### Requirements
a: Revise the Geoffrey Rush review from "Friday, 17 May" through "to resist it.", starting at the first and ending at the second, with "Geoffrey Rush" replaced by "Rush".
b: For each statement, say yes or no according to the Geoffrey Rush review, and quote the deciding words: (i) Rush's character owns the theatre that Shakespeare writes for. (ii) The reviewer considers Shakespeare in Love the best film among the nominees. (iii) The reviewer names the scene in which Rush's character is drunk as his best.
c: According to the Geoffrey Rush review, what does Rush's character lie about at the beginning of the film?

### Source document
........
Friday, 17 May 2013

Best Supporting Actor 1998: Geoffrey Rush - Shakespeare in Love

Shakespeare in Love is a very fine and likable romantic comedy with a wonderful cast. I fine with its best picture win, though I don't think it's the best film of the nominees. But it's so much likable and sweet film, that there's just no way to resist it.
The film is fulfilled with a very decent and fine performances. All of the performances actually work very well for the film and I couldn't name any that was wrong (yes, even Ben Affleck did what he was to do).
Geoffrey Rush plays the owner of the theatre Shakespeare write for. It's not any serious role, it's a comedic role and Rush handles is very well. Though this performance doesn't have the depth and it's more of a comedic creation, than a character acting. But it works well enough for the film.
He first appears at the absolute beginning of the film in which he's being tortured and he must promise to pay the debt he has. He lies that Shakespeare has already written a play. In the very next scene he persuades William to really write this play. This scene is really great, just as all of the common scenes he has with Joseph Fiennes. Both of the actors handles their parts quite well.
Then later in the film Rush rarely appears. Even when he appears it's mostly a very brief moment. Though there are a few scenes that are a bit longer, most of the time he gets to be in the corner. But his best scene though, I would say was the scene that is not very long. It's the scene in which he's drunk. He was not only funny, but he also was believable, which he wasn't in the rest of his performance. I could easily believe him being drunk.
But anyway, it's not so much of a serious character acting. It's a very well handled comedic role that works perfectly for the film. I can imagine this role to be very forgettable. In Rush's hands it's at least a very fine and likable performance. There's just no way, you won't like his character. Why? That's a mystery...
The chances of winning an Oscar: He was the last. It's a minor comedic role and he won an Oscar two years before...
........
### Dataset extract
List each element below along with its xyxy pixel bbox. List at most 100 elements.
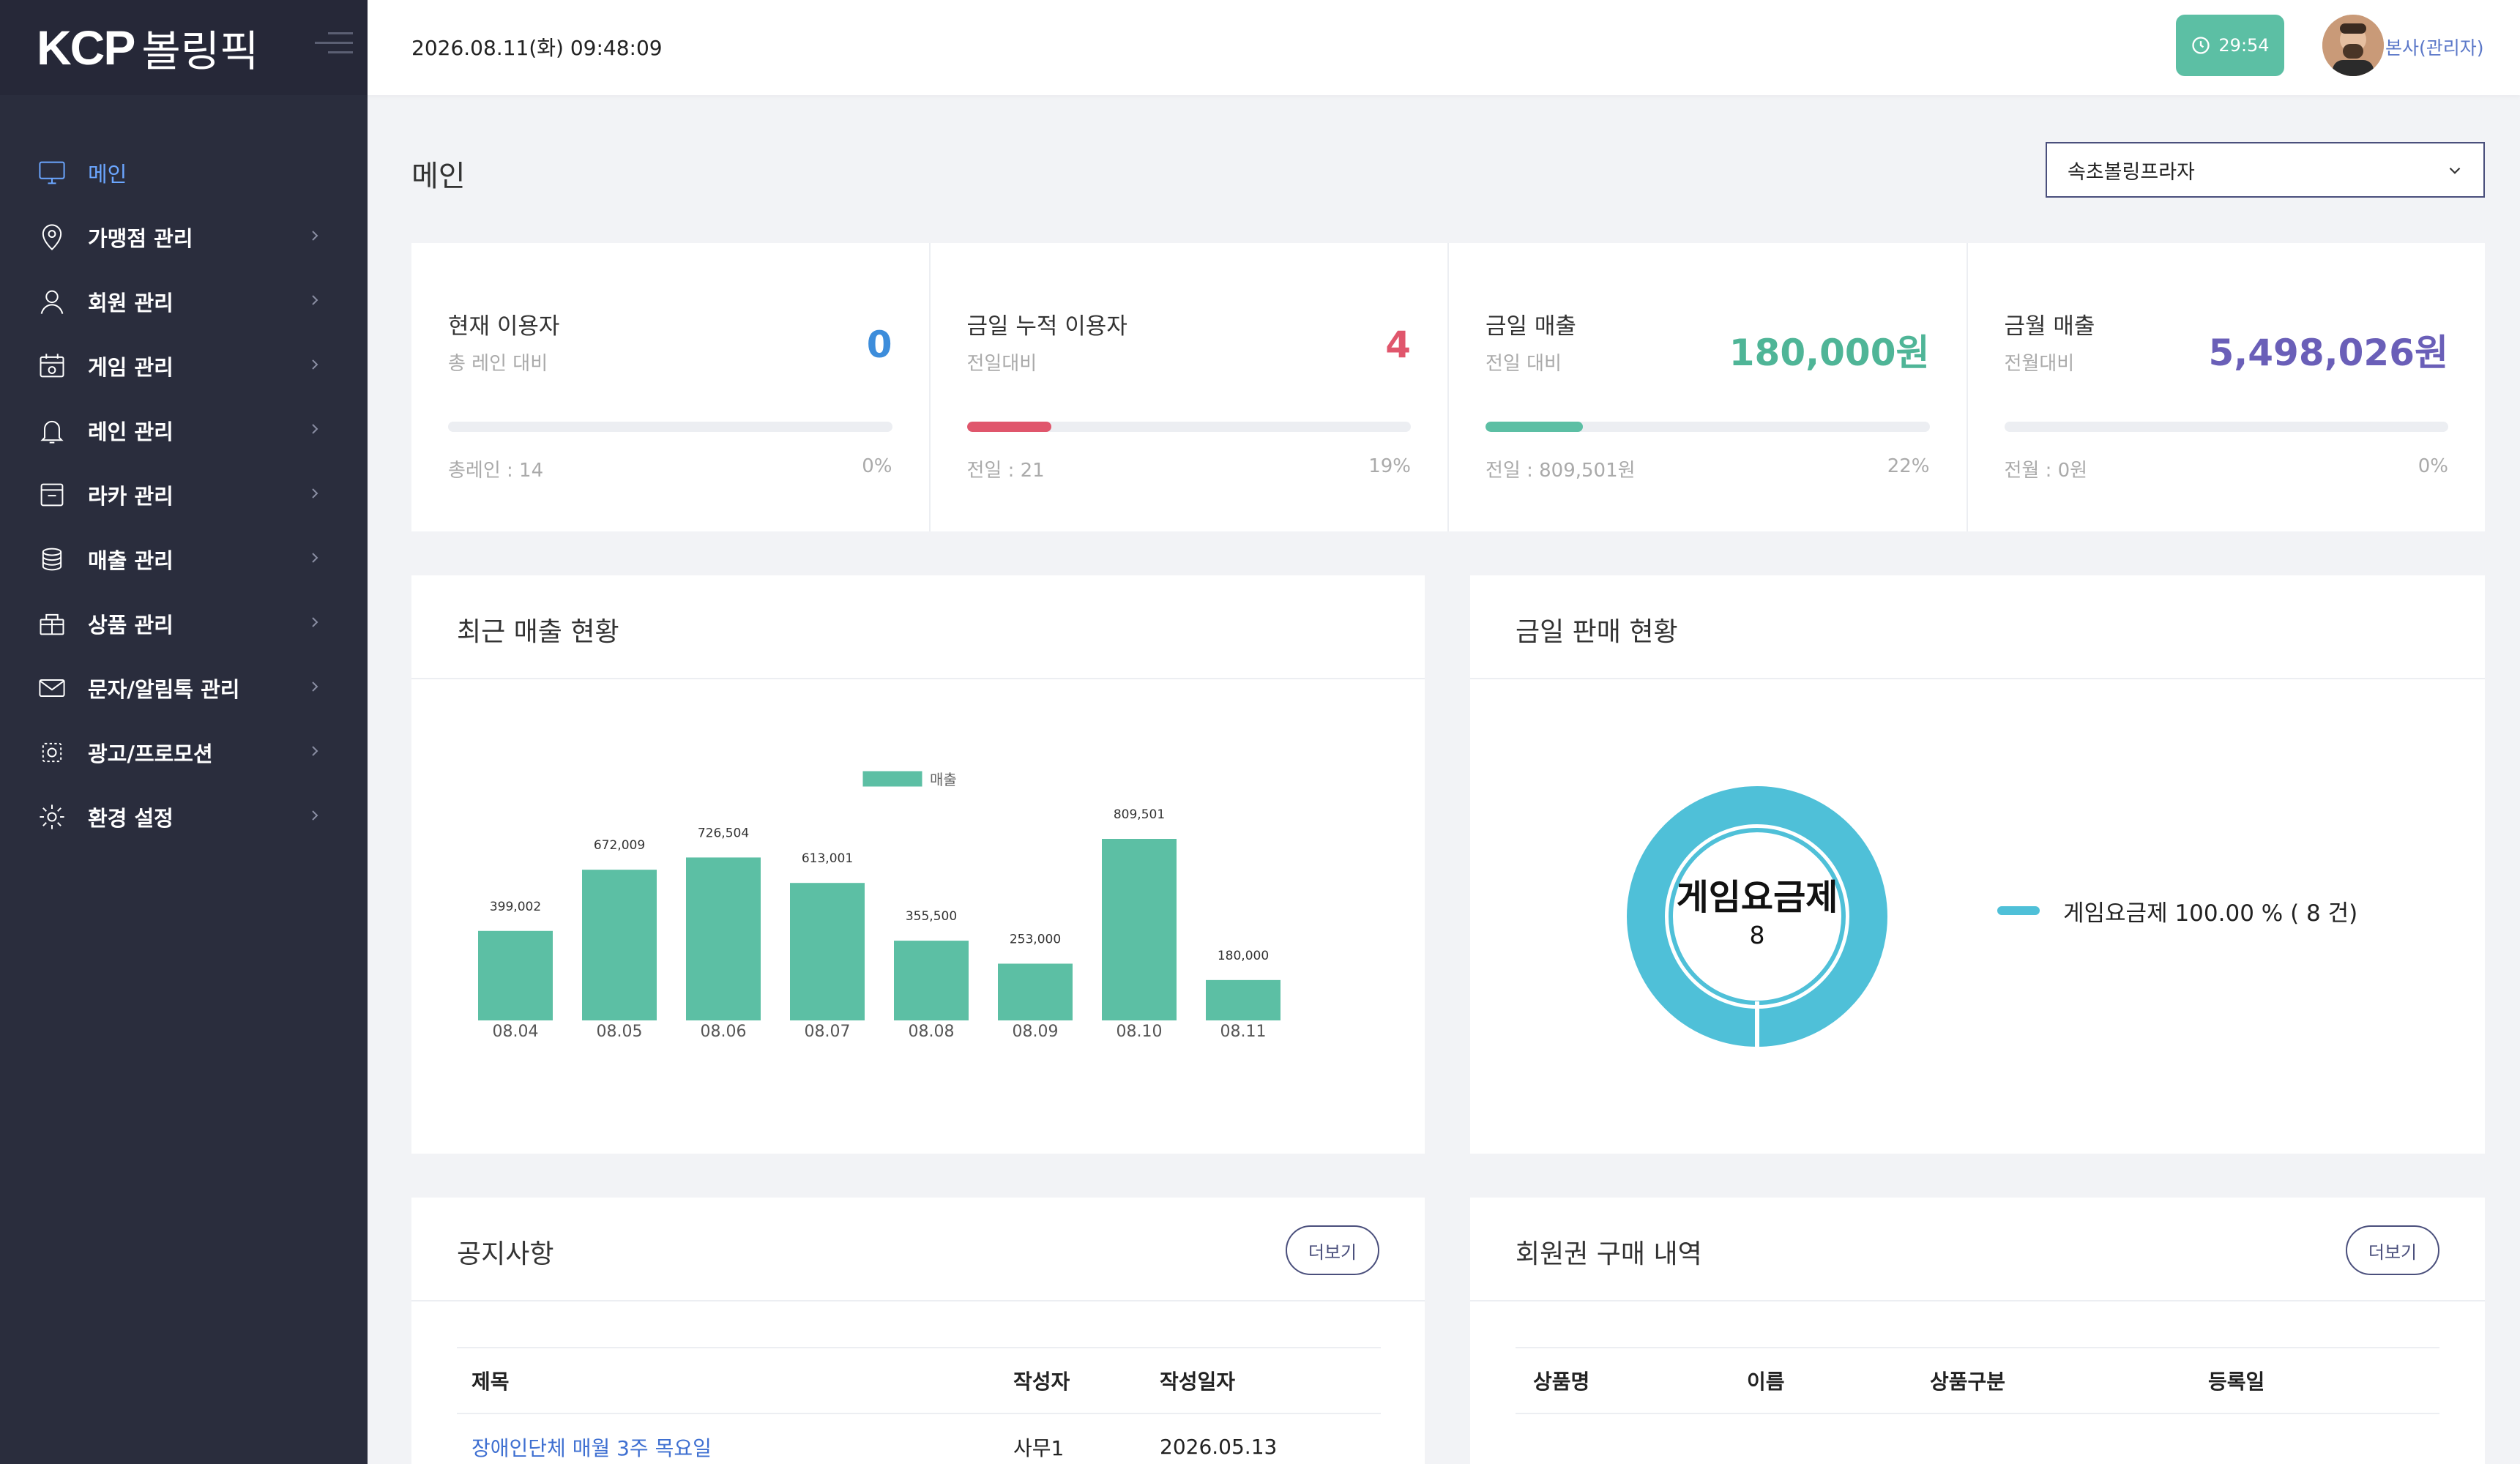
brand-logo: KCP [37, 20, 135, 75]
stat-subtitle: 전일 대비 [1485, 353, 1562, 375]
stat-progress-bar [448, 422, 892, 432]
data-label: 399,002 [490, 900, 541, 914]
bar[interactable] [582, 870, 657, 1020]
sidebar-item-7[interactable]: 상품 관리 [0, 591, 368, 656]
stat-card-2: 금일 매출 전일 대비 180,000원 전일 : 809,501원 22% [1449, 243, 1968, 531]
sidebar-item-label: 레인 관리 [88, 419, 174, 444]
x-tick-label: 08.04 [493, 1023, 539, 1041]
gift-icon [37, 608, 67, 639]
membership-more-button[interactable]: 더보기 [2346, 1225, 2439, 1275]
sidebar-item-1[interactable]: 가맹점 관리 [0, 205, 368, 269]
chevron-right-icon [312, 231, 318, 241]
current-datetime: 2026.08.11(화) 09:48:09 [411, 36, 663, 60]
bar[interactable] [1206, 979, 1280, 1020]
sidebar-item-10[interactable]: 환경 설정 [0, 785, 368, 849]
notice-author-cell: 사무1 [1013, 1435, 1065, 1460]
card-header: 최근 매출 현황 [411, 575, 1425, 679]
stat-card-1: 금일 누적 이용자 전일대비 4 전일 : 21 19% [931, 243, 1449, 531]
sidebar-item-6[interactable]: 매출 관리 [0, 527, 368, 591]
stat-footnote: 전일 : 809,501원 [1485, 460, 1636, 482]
........
### Per-task outputs
a:
Friday, 17 May 2013

Best Supporting Actor 1998: Rush - Shakespeare in Love

Shakespeare in Love is a very fine and likable romantic comedy with a wonderful cast. I fine with its best picture win, though I don't think it's the best film of the nominees. But it's so much likable and sweet film, that there's just no way to resist it.

b:
(i) Yes: "Geoffrey Rush plays the owner of the theatre Shakespeare write for."
(ii) No: "though I don't think it's the best film of the nominees"
(iii) Yes: "It's the scene in which he's drunk."

c: He lies that Shakespeare has already written a play.